[Exercise requirements]: Copy all lines of the listing that include the string "look".

[Supplied material]:
***

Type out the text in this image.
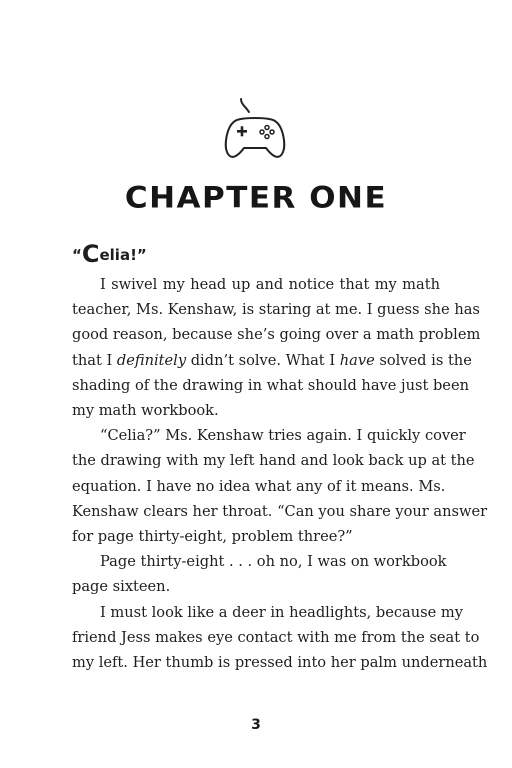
CHAPTER ONE

“Celia!”

I swivel my head up and notice that my math
teacher, Ms. Kenshaw, is staring at me. I guess she has
good reason, because she’s going over a math problem
that I definitely didn’t solve. What I have solved is the
shading of the drawing in what should have just been
my math workbook.
“Celia?” Ms. Kenshaw tries again. I quickly cover
the drawing with my left hand and look back up at the
equation. I have no idea what any of it means. Ms.
Kenshaw clears her throat. “Can you share your answer
for page thirty-eight, problem three?”
Page thirty-eight . . . oh no, I was on workbook
page sixteen.
I must look like a deer in headlights, because my
friend Jess makes eye contact with me from the seat to
my left. Her thumb is pressed into her palm underneath
3
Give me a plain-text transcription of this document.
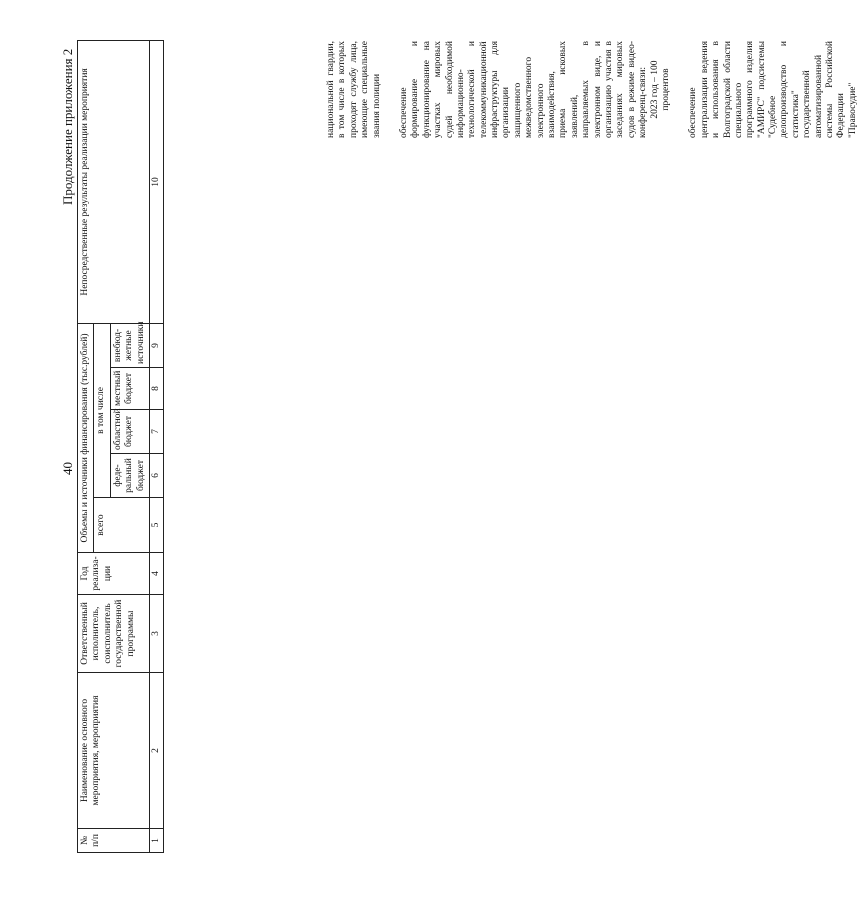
40
Продолжение приложения 2
№ п/п	Наименование основного мероприятия, мероприятия	Ответственный исполнитель, соисполнитель государственной программы	Год реализа-ции	Объемы и источники финансирования (тыс.рублей)					Непосредственные результаты реализации мероприятия
				всего	в том числе				
					феде-ральный бюджет	областной бюджет	местный бюджет	внебюд-жетные источники	
1	2	3	4	5	6	7	8	9	10

национальной гвардии, в том числе в которых проходят службу лица, имеющие специальные звания полиции обеспечение формирование и функционирование на участках мировых судей необходимой информационно-технологической и телекоммуникационной инфраструктуры для организации защищенного межведомственного электронного взаимодействия, приема исковых заявлений, направляемых в электронном виде, и организацию участия в заседаниях мировых судов в режиме видео-конференц-связи: 2023 год – 100 процентов обеспечение централизации ведения и использования в Волгоградской области специального программного изделия "АМИРС" подсистемы "Судебное делопроизводство и статистика" государственной автоматизированной системы Российской Федерации "Правосудие"
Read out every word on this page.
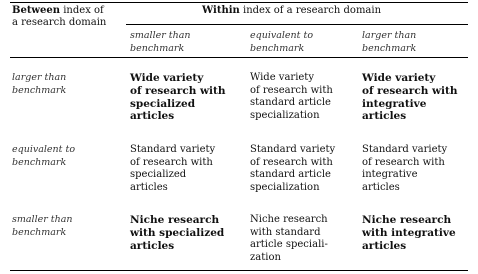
Between index of
a research domain
Within index of a research domain
smaller than
benchmark
equivalent to
benchmark
larger than
benchmark
larger than
benchmark
Wide variety
of research with
specialized
articles
Wide variety
of research with
standard article
specialization
Wide variety
of research with
integrative
articles
equivalent to
benchmark
Standard variety
of research with
specialized
articles
Standard variety
of research with
standard article
specialization
Standard variety
of research with
integrative
articles
smaller than
benchmark
Niche research
with specialized
articles
Niche research
with standard
article speciali-
zation
Niche research
with integrative
articles
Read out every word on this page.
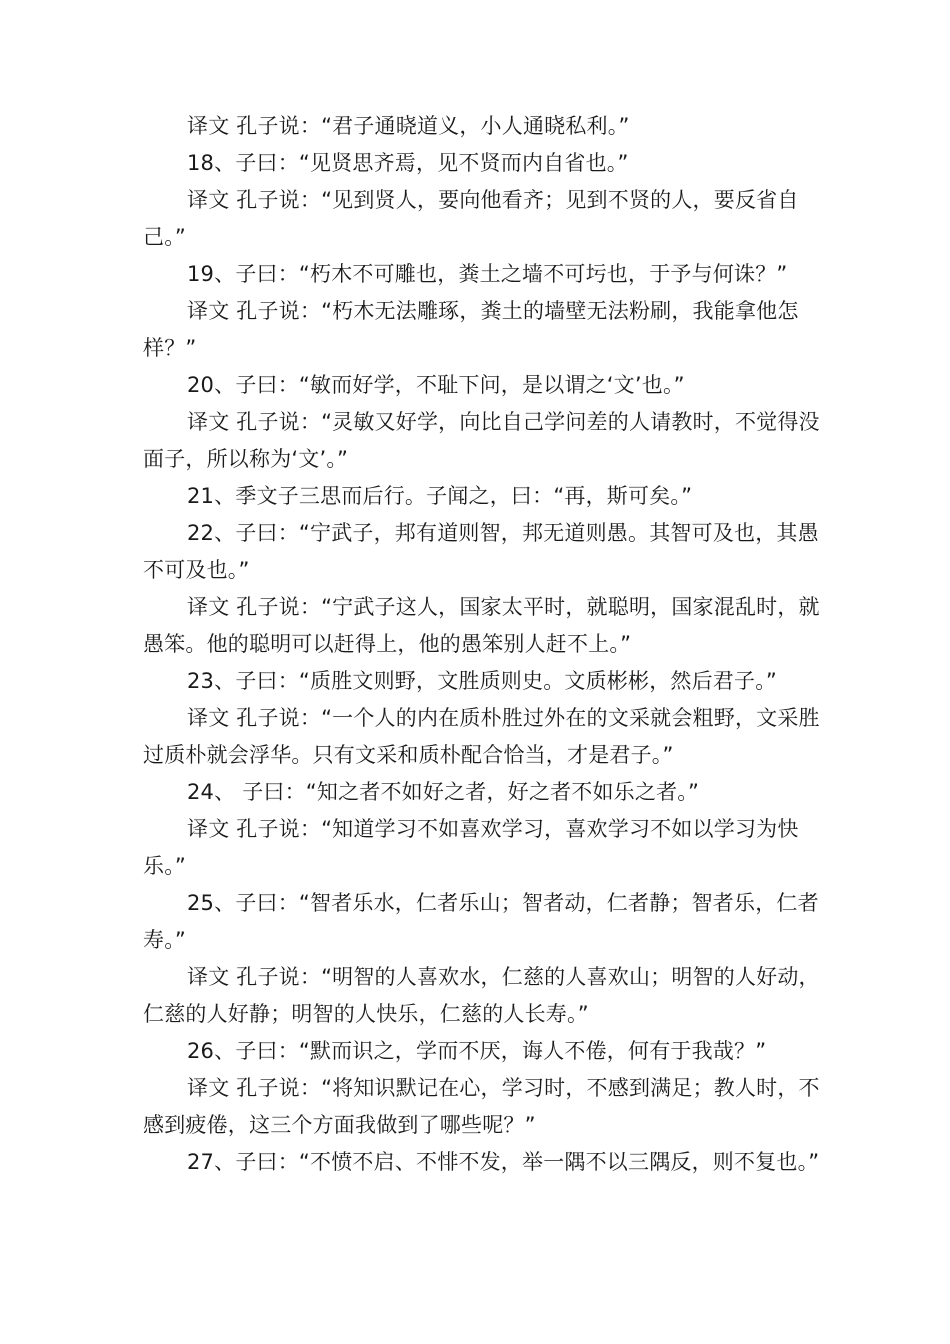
译文 孔子说：“君子通晓道义，小人通晓私利。”

18、子曰：“见贤思齐焉，见不贤而内自省也。”

译文 孔子说：“见到贤人，要向他看齐；见到不贤的人，要反省自己。”

19、子曰：“朽木不可雕也，粪土之墙不可圬也，于予与何诛？”

译文 孔子说：“朽木无法雕琢，粪土的墙壁无法粉刷，我能拿他怎样？”

20、子曰：“敏而好学，不耻下问，是以谓之‘文’也。”

译文 孔子说：“灵敏又好学，向比自己学问差的人请教时，不觉得没面子，所以称为‘文’。”

21、季文子三思而后行。子闻之，曰：“再，斯可矣。”

22、子曰：“宁武子，邦有道则智，邦无道则愚。其智可及也，其愚不可及也。”

译文 孔子说：“宁武子这人，国家太平时，就聪明，国家混乱时，就愚笨。他的聪明可以赶得上，他的愚笨别人赶不上。”

23、子曰：“质胜文则野，文胜质则史。文质彬彬，然后君子。”

译文 孔子说：“一个人的内在质朴胜过外在的文采就会粗野，文采胜过质朴就会浮华。只有文采和质朴配合恰当，才是君子。”

24、 子曰：“知之者不如好之者，好之者不如乐之者。”

译文 孔子说：“知道学习不如喜欢学习，喜欢学习不如以学习为快乐。”

25、子曰：“智者乐水，仁者乐山；智者动，仁者静；智者乐，仁者寿。”

译文 孔子说：“明智的人喜欢水，仁慈的人喜欢山；明智的人好动，仁慈的人好静；明智的人快乐，仁慈的人长寿。”

26、子曰：“默而识之，学而不厌，诲人不倦，何有于我哉？”

译文 孔子说：“将知识默记在心，学习时，不感到满足；教人时，不感到疲倦，这三个方面我做到了哪些呢？”

27、子曰：“不愤不启、不悱不发，举一隅不以三隅反，则不复也。”
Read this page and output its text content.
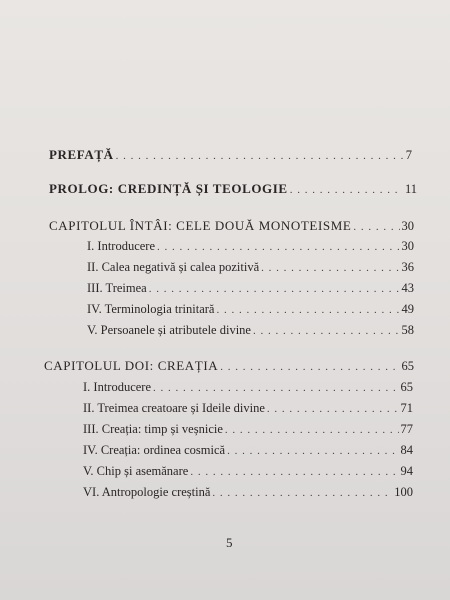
PREFAȚĂ . . .	7
PROLOG: CREDINȚĂ ȘI TEOLOGIE . . .	11
CAPITOLUL ÎNTÂI: CELE DOUĂ MONOTEISME . . .	30
I. Introducere . . .	30
II. Calea negativă și calea pozitivă . . .	36
III. Treimea . . .	43
IV. Terminologia trinitară . . .	49
V. Persoanele și atributele divine . . .	58
CAPITOLUL DOI: CREAȚIA . . .	65
I. Introducere . . .	65
II. Treimea creatoare și Ideile divine . . .	71
III. Creația: timp și veșnicie . . .	77
IV. Creația: ordinea cosmică . . .	84
V. Chip și asemănare . . .	94
VI. Antropologie creștină . . .	100
5
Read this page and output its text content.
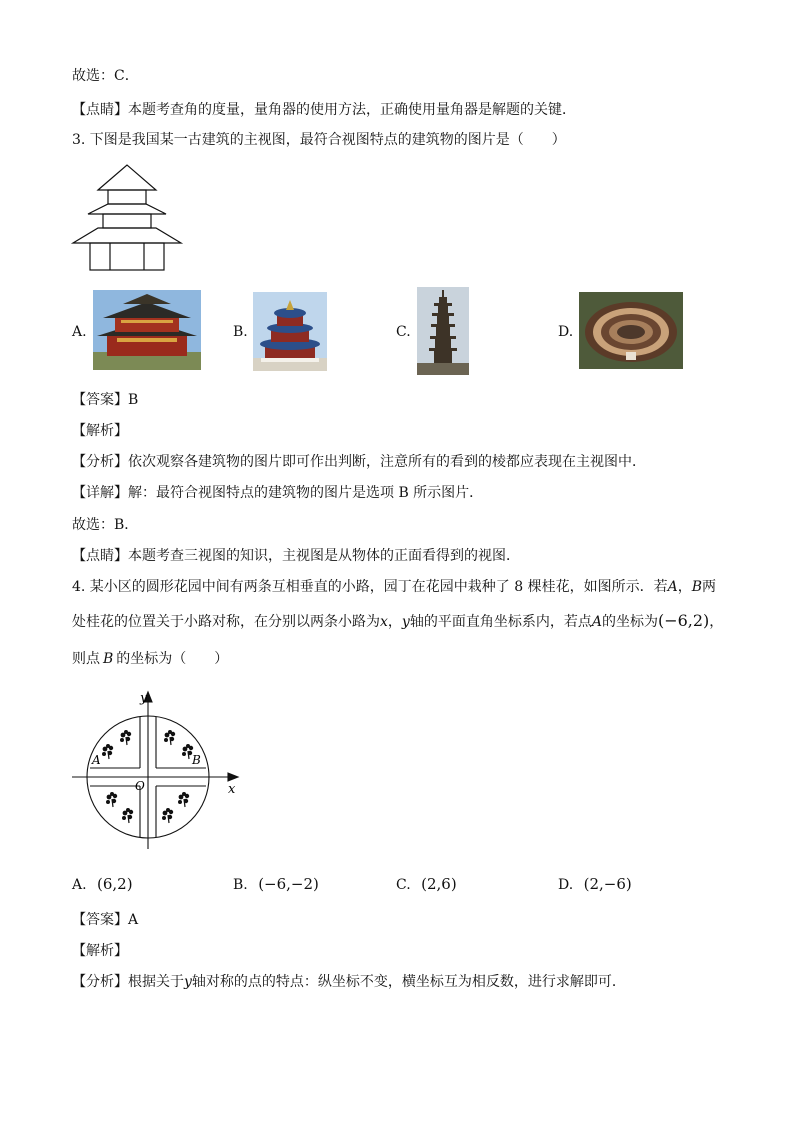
故选：C．
【点睛】本题考查角的度量，量角器的使用方法，正确使用量角器是解题的关键．
3. 下图是我国某一古建筑的主视图，最符合视图特点的建筑物的图片是（　　）
A.	B.	C.	D.
【答案】B
【解析】
【分析】依次观察各建筑物的图片即可作出判断，注意所有的看到的棱都应表现在主视图中．
【详解】解：最符合视图特点的建筑物的图片是选项 B 所示图片．
故选：B．
【点睛】本题考查三视图的知识，主视图是从物体的正面看得到的视图．
4. 某小区的圆形花园中间有两条互相垂直的小路，园丁在花园中栽种了 8 棵桂花，如图所示．若A，B两
处桂花的位置关于小路对称，在分别以两条小路为x，y轴的平面直角坐标系内，若点A的坐标为(−6,2)，
则点 B 的坐标为（　　）
y
x
O
A	B
A. (6,2)	B. (−6,−2)	C. (2,6)	D. (2,−6)
【答案】A
【解析】
【分析】根据关于y轴对称的点的特点：纵坐标不变，横坐标互为相反数，进行求解即可．
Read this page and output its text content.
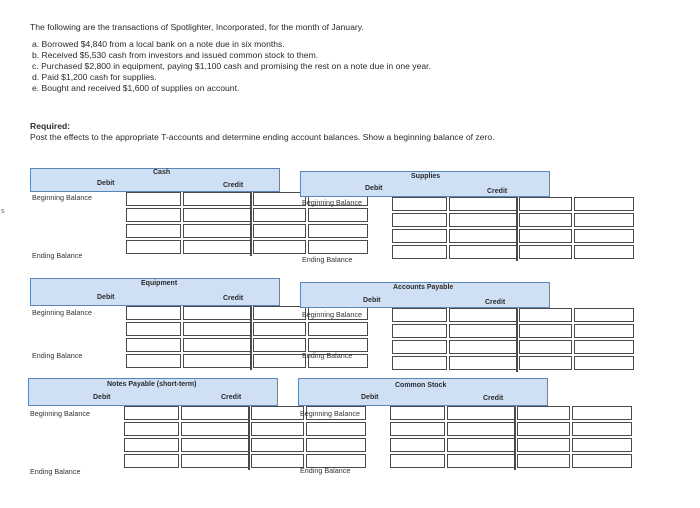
The following are the transactions of Spotlighter, Incorporated, for the month of January.
a. Borrowed $4,840 from a local bank on a note due in six months.
b. Received $5,530 cash from investors and issued common stock to them.
c. Purchased $2,800 in equipment, paying $1,100 cash and promising the rest on a note due in one year.
d. Paid $1,200 cash for supplies.
e. Bought and received $1,600 of supplies on account.
Required:
Post the effects to the appropriate T-accounts and determine ending account balances. Show a beginning balance of zero.
s
Cash
Debit	Credit
Beginning Balance
Ending Balance
Supplies
Debit	Credit
Beginning Balance
Ending Balance
Equipment
Debit	Credit
Beginning Balance
Ending Balance
Accounts Payable
Debit	Credit
Beginning Balance
Ending Balance
Notes Payable (short-term)
Debit	Credit
Beginning Balance
Ending Balance
Common Stock
Debit	Credit
Beginning Balance
Ending Balance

***

[Finished answer]:
the drawing with my left hand and look back up at the
I must look like a deer in headlights, because my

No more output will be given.